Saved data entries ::
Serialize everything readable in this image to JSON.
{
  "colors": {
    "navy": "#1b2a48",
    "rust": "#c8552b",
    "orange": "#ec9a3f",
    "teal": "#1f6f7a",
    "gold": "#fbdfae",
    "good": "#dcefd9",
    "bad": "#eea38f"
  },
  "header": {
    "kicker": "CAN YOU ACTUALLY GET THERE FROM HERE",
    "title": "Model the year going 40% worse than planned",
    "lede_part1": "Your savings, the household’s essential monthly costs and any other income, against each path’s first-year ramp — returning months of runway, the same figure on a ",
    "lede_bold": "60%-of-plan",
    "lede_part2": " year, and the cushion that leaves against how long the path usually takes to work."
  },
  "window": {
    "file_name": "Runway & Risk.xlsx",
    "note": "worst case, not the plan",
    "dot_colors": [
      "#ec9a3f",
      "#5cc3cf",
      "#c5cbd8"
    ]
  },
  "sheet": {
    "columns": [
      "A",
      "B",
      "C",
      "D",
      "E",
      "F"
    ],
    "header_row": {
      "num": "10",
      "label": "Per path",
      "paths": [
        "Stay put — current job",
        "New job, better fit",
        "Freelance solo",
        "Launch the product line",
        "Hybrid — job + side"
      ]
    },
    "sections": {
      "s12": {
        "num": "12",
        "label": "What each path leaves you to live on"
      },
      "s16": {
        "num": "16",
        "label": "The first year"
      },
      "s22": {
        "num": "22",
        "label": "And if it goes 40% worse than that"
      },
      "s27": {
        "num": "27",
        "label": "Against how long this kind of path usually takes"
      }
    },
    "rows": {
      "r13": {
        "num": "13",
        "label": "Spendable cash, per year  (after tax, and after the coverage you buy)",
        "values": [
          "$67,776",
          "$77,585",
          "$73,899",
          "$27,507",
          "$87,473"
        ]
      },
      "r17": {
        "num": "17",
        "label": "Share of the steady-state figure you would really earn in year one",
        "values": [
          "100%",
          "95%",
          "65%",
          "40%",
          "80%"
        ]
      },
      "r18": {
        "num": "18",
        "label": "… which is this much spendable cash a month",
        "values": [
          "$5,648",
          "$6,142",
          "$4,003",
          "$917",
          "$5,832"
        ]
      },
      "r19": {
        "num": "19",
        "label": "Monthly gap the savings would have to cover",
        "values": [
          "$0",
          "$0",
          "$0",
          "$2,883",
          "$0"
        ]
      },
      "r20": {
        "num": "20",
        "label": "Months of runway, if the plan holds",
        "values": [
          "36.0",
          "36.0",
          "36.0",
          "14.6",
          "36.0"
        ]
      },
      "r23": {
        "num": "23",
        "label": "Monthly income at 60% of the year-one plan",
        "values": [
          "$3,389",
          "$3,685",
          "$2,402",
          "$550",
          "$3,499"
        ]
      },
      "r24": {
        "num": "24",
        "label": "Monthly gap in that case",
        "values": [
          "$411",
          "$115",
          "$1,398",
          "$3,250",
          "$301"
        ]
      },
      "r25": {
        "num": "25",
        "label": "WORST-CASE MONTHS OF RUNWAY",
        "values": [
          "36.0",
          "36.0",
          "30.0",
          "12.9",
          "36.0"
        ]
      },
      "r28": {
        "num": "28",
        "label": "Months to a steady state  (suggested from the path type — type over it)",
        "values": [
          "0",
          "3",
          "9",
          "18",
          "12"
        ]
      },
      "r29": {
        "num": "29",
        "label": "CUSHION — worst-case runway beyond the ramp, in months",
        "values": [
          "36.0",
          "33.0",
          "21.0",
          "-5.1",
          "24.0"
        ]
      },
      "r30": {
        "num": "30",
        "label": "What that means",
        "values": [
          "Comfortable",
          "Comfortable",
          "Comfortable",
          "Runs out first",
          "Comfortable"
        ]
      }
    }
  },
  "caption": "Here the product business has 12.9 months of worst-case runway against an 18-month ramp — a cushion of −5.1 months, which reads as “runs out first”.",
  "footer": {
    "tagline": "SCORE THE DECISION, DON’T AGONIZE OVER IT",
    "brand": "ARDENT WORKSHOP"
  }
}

WHAT YOU WILL DO ::
Copy out the material word for word and line for line.

SOLUTION FOR THIS PROBLEM ::
Serialize everything readable in this image to JSON.
{
  "colors": {
    "navy": "#1b2a48",
    "rust": "#c8552b",
    "orange": "#ec9a3f",
    "teal": "#1f6f7a",
    "gold": "#fbdfae",
    "good": "#dcefd9",
    "bad": "#eea38f"
  },
  "header": {
    "kicker": "CAN YOU ACTUALLY GET THERE FROM HERE",
    "title": "Model the year going 40% worse than planned",
    "lede_part1": "Your savings, the household’s essential monthly costs and any other income, against each path’s first-year ramp — returning months of runway, the same figure on a ",
    "lede_bold": "60%-of-plan",
    "lede_part2": " year, and the cushion that leaves against how long the path usually takes to work."
  },
  "window": {
    "file_name": "Runway & Risk.xlsx",
    "note": "worst case, not the plan",
    "dot_colors": [
      "#ec9a3f",
      "#5cc3cf",
      "#c5cbd8"
    ]
  },
  "sheet": {
    "columns": [
      "A",
      "B",
      "C",
      "D",
      "E",
      "F"
    ],
    "header_row": {
      "num": "10",
      "label": "Per path",
      "paths": [
        "Stay put — current job",
        "New job, better fit",
        "Freelance solo",
        "Launch the product line",
        "Hybrid — job + side"
      ]
    },
    "sections": {
      "s12": {
        "num": "12",
        "label": "What each path leaves you to live on"
      },
      "s16": {
        "num": "16",
        "label": "The first year"
      },
      "s22": {
        "num": "22",
        "label": "And if it goes 40% worse than that"
      },
      "s27": {
        "num": "27",
        "label": "Against how long this kind of path usually takes"
      }
    },
    "rows": {
      "r13": {
        "num": "13",
        "label": "Spendable cash, per year  (after tax, and after the coverage you buy)",
        "values": [
          "$67,776",
          "$77,585",
          "$73,899",
          "$27,507",
          "$87,473"
        ]
      },
      "r17": {
        "num": "17",
        "label": "Share of the steady-state figure you would really earn in year one",
        "values": [
          "100%",
          "95%",
          "65%",
          "40%",
          "80%"
        ]
      },
      "r18": {
        "num": "18",
        "label": "… which is this much spendable cash a month",
        "values": [
          "$5,648",
          "$6,142",
          "$4,003",
          "$917",
          "$5,832"
        ]
      },
      "r19": {
        "num": "19",
        "label": "Monthly gap the savings would have to cover",
        "values": [
          "$0",
          "$0",
          "$0",
          "$2,883",
          "$0"
        ]
      },
      "r20": {
        "num": "20",
        "label": "Months of runway, if the plan holds",
        "values": [
          "36.0",
          "36.0",
          "36.0",
          "14.6",
          "36.0"
        ]
      },
      "r23": {
        "num": "23",
        "label": "Monthly income at 60% of the year-one plan",
        "values": [
          "$3,389",
          "$3,685",
          "$2,402",
          "$550",
          "$3,499"
        ]
      },
      "r24": {
        "num": "24",
        "label": "Monthly gap in that case",
        "values": [
          "$411",
          "$115",
          "$1,398",
          "$3,250",
          "$301"
        ]
      },
      "r25": {
        "num": "25",
        "label": "WORST-CASE MONTHS OF RUNWAY",
        "values": [
          "36.0",
          "36.0",
          "30.0",
          "12.9",
          "36.0"
        ]
      },
      "r28": {
        "num": "28",
        "label": "Months to a steady state  (suggested from the path type — type over it)",
        "values": [
          "0",
          "3",
          "9",
          "18",
          "12"
        ]
      },
      "r29": {
        "num": "29",
        "label": "CUSHION — worst-case runway beyond the ramp, in months",
        "values": [
          "36.0",
          "33.0",
          "21.0",
          "-5.1",
          "24.0"
        ]
      },
      "r30": {
        "num": "30",
        "label": "What that means",
        "values": [
          "Comfortable",
          "Comfortable",
          "Comfortable",
          "Runs out first",
          "Comfortable"
        ]
      }
    }
  },
  "caption": "Here the product business has 12.9 months of worst-case runway against an 18-month ramp — a cushion of −5.1 months, which reads as “runs out first”.",
  "footer": {
    "tagline": "SCORE THE DECISION, DON’T AGONIZE OVER IT",
    "brand": "ARDENT WORKSHOP"
  }
}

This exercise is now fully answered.